■ What you will do ■
Return each line containing "value".

■ Data ■

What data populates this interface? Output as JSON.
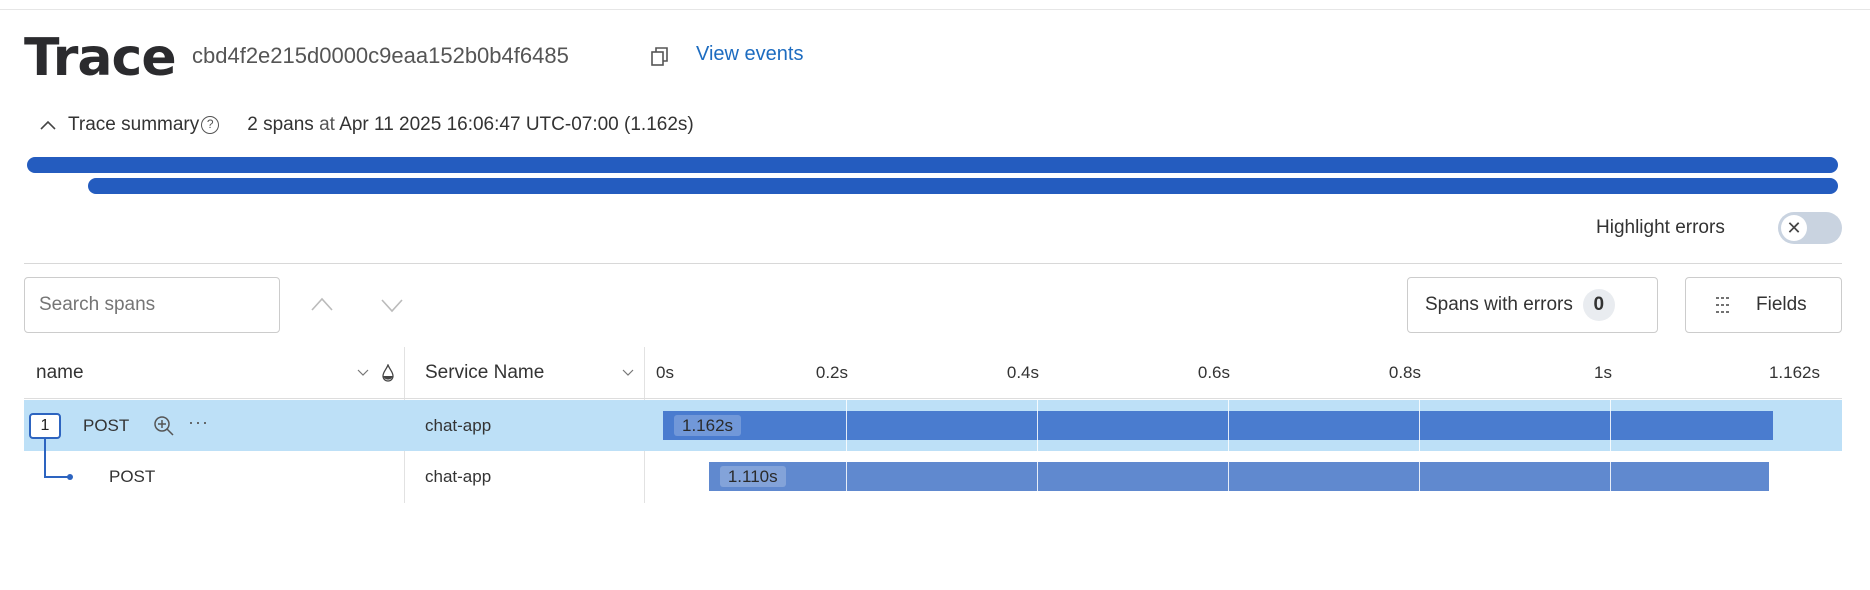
{
  "header": {
    "title": "Trace",
    "trace_id": "cbd4f2e215d0000c9eaa152b0b4f6485",
    "view_events": "View events"
  },
  "summary": {
    "label": "Trace summary",
    "spans_text": "2 spans",
    "at_text": "at",
    "timestamp": "Apr 11 2025 16:06:47 UTC-07:00",
    "duration": "(1.162s)"
  },
  "highlight_errors": {
    "label": "Highlight errors",
    "enabled": false
  },
  "toolbar": {
    "search_placeholder": "Search spans",
    "spans_with_errors_label": "Spans with errors",
    "error_count": "0",
    "fields_label": "Fields"
  },
  "table": {
    "columns": [
      "name",
      "Service Name"
    ],
    "timeline_ticks": [
      {
        "label": "0s",
        "value": 0
      },
      {
        "label": "0.2s",
        "value": 0.2
      },
      {
        "label": "0.4s",
        "value": 0.4
      },
      {
        "label": "0.6s",
        "value": 0.6
      },
      {
        "label": "0.8s",
        "value": 0.8
      },
      {
        "label": "1s",
        "value": 1.0
      },
      {
        "label": "1.162s",
        "value": 1.162
      }
    ],
    "total_duration": 1.162,
    "rows": [
      {
        "child_count": "1",
        "name": "POST",
        "service": "chat-app",
        "start": 0,
        "duration": 1.162,
        "duration_label": "1.162s",
        "selected": true
      },
      {
        "name": "POST",
        "service": "chat-app",
        "start": 0.048,
        "duration": 1.11,
        "duration_label": "1.110s",
        "selected": false
      }
    ]
  },
  "colors": {
    "summary_bar": "#245cbf",
    "root_bar": "#4a7ccf",
    "child_bar": "#6089cf",
    "selected_row": "#bde0f7",
    "link": "#1d6cc0"
  }
}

■ Written response ■
        "value": 0
        "value": 0.2
        "value": 0.4
        "value": 0.6
        "value": 0.8
        "value": 1.0
        "value": 1.162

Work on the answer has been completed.